● **Problem statement**
Please copy every line of the records below that holds the word "color".

● **Data extract**
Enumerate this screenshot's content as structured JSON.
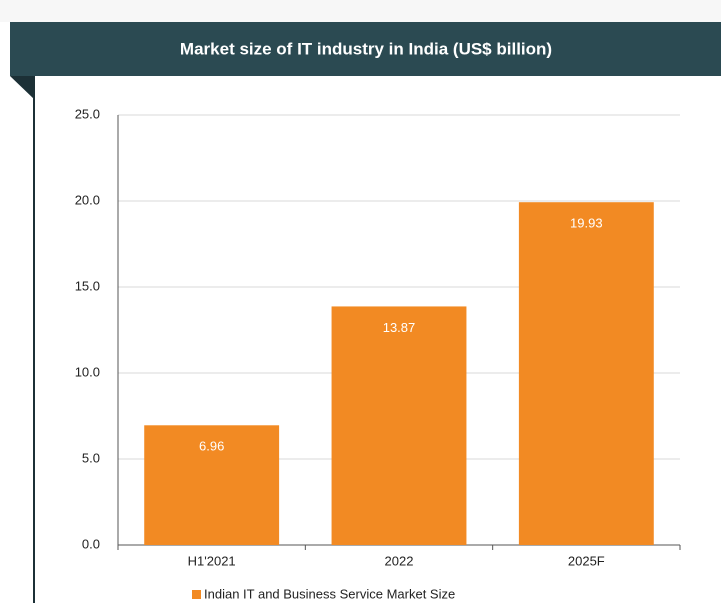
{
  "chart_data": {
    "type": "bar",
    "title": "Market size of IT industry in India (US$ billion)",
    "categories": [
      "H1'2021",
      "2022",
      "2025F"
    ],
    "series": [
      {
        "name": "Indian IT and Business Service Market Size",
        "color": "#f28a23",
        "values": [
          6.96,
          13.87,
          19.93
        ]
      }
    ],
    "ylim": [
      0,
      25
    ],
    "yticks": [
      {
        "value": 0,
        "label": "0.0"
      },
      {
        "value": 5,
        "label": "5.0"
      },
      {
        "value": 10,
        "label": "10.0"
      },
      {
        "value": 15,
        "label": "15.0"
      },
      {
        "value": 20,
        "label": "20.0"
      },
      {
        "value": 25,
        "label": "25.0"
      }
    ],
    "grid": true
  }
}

* * *

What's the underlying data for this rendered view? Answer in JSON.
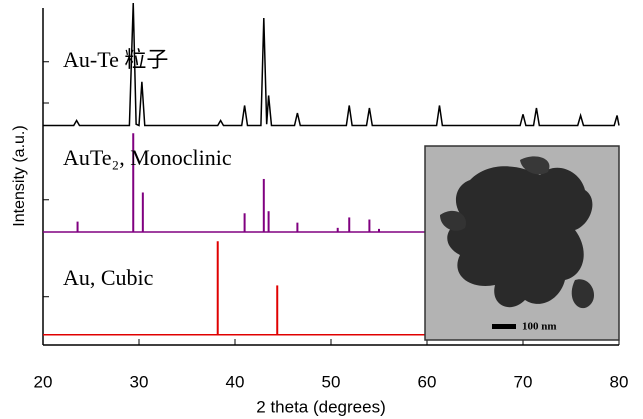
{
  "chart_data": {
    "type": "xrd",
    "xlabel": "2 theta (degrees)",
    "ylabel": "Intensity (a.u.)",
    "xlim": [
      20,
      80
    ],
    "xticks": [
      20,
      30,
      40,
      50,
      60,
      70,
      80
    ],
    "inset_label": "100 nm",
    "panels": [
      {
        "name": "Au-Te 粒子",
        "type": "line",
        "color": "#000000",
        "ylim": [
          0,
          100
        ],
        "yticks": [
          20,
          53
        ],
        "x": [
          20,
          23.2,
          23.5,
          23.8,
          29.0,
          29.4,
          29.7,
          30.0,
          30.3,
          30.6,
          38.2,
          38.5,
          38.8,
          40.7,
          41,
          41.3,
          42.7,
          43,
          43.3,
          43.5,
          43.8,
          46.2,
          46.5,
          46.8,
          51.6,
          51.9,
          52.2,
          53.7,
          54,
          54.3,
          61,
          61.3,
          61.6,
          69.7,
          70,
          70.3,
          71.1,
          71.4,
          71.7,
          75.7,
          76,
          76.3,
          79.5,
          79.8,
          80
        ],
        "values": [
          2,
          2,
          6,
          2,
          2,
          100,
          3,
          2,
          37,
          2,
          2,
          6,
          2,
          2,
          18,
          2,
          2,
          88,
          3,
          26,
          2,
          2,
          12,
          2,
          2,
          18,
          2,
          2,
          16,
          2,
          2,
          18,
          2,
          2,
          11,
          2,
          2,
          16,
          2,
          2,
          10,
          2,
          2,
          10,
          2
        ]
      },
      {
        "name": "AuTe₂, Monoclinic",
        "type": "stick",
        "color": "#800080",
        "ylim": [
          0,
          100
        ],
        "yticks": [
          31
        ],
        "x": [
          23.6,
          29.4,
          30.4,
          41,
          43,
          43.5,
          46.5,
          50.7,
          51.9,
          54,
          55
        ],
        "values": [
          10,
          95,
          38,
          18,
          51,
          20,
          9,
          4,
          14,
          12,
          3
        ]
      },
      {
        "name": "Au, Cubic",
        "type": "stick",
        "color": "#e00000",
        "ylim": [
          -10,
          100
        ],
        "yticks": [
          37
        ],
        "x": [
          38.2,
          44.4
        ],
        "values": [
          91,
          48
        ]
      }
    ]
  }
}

==

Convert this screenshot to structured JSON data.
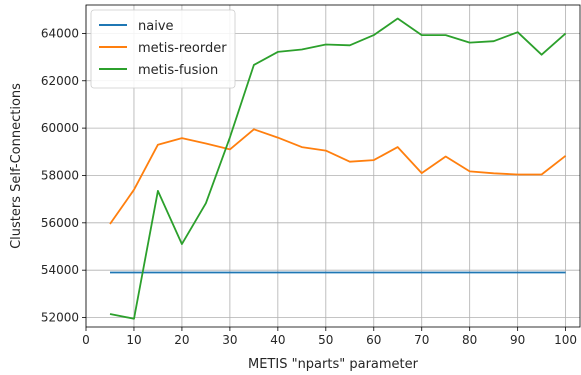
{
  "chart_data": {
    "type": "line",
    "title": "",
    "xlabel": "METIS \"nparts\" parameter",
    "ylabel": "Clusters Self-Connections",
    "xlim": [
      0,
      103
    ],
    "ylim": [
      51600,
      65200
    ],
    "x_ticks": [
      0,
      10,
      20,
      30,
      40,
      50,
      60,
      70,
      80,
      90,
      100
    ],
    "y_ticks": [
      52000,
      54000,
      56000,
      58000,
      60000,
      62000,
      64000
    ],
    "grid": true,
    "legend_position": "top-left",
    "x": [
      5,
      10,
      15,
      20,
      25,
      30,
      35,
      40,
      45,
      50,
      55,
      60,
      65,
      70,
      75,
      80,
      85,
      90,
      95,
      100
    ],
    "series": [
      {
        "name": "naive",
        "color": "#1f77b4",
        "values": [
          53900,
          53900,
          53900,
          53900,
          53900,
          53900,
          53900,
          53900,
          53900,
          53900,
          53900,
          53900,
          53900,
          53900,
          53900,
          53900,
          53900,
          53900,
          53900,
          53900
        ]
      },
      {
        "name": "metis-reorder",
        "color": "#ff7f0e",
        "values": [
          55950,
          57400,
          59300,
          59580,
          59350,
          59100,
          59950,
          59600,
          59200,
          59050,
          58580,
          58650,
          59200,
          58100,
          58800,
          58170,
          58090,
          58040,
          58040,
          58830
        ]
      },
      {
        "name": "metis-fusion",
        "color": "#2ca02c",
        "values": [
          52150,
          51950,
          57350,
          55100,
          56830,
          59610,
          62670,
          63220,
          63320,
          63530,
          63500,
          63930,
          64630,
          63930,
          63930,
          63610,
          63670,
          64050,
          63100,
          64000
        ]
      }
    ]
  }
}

● **Expected output**
        "color": "#f28a23",
        "color": "#000000",
        "color": "#800080",
        "color": "#e00000",
        "color": "#1f77b4",
        "color": "#ff7f0e",
        "color": "#2ca02c",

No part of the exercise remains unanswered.